_INSTRUCTION_
Find every line in the records that holds the string "chain". Copy each one.

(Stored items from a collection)
------------

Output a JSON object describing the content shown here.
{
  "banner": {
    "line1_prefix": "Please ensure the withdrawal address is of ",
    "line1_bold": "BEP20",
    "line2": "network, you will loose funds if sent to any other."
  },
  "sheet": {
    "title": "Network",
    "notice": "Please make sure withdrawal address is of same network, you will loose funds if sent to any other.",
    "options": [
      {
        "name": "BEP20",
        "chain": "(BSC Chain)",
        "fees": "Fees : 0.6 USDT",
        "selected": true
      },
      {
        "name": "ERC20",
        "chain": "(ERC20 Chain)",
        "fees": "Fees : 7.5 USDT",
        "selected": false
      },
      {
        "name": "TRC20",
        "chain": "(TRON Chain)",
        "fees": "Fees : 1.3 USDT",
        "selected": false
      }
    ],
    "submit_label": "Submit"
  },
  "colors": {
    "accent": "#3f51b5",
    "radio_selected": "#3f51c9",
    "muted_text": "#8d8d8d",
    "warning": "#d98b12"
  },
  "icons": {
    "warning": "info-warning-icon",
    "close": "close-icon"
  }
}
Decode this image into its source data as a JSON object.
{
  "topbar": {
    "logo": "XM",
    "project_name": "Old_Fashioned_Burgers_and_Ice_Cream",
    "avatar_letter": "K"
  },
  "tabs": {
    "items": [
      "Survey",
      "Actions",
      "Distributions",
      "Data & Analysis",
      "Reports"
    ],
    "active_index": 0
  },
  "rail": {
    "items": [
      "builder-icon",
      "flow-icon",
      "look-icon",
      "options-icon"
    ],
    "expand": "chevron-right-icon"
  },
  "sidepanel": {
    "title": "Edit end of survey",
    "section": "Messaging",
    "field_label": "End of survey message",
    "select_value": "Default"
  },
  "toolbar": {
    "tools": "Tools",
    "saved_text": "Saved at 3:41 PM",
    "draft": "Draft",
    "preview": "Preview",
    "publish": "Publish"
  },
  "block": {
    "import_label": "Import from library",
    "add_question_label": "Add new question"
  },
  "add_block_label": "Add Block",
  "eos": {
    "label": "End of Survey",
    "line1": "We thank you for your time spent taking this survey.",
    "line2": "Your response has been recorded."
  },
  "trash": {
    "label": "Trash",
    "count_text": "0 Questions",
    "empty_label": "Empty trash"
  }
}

------------

_SOLUTION FOR THIS EXERCISE_
        "chain": "(BSC Chain)",
        "chain": "(ERC20 Chain)",
        "chain": "(TRON Chain)",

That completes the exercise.